Raw records:
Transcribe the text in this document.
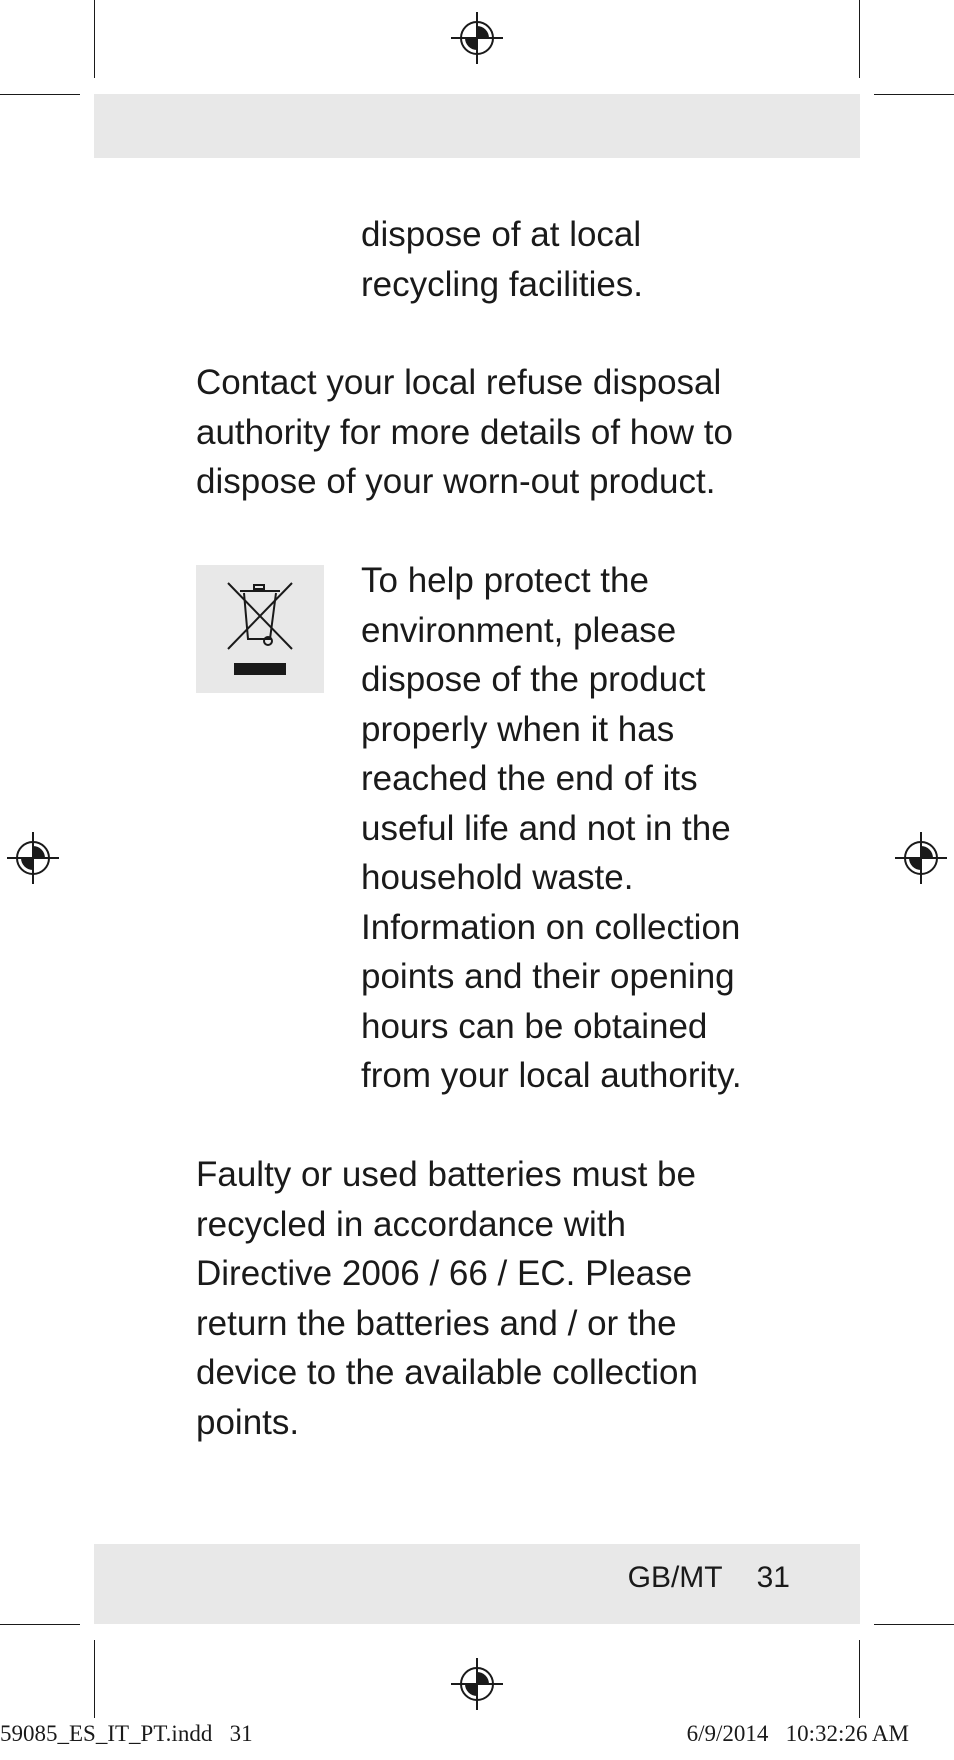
dispose of at local
recycling facilities.
Contact your local refuse disposal
authority for more details of how to
dispose of your worn-out product.
To help protect the
environment, please
dispose of the product
properly when it has
reached the end of its
useful life and not in the
household waste.
Information on collection
points and their opening
hours can be obtained
from your local authority.
Faulty or used batteries must be
recycled in accordance with
Directive 2006 / 66 / EC. Please
return the batteries and / or the
device to the available collection
points.
GB/MT 31
59085_ES_IT_PT.indd   31	6/9/2014   10:32:26 AM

WHAT IS NEEDED:
Gather every line containing the word "product" and copy it.

FINISHED ANSWER:
dispose of your worn-out product.
dispose of the product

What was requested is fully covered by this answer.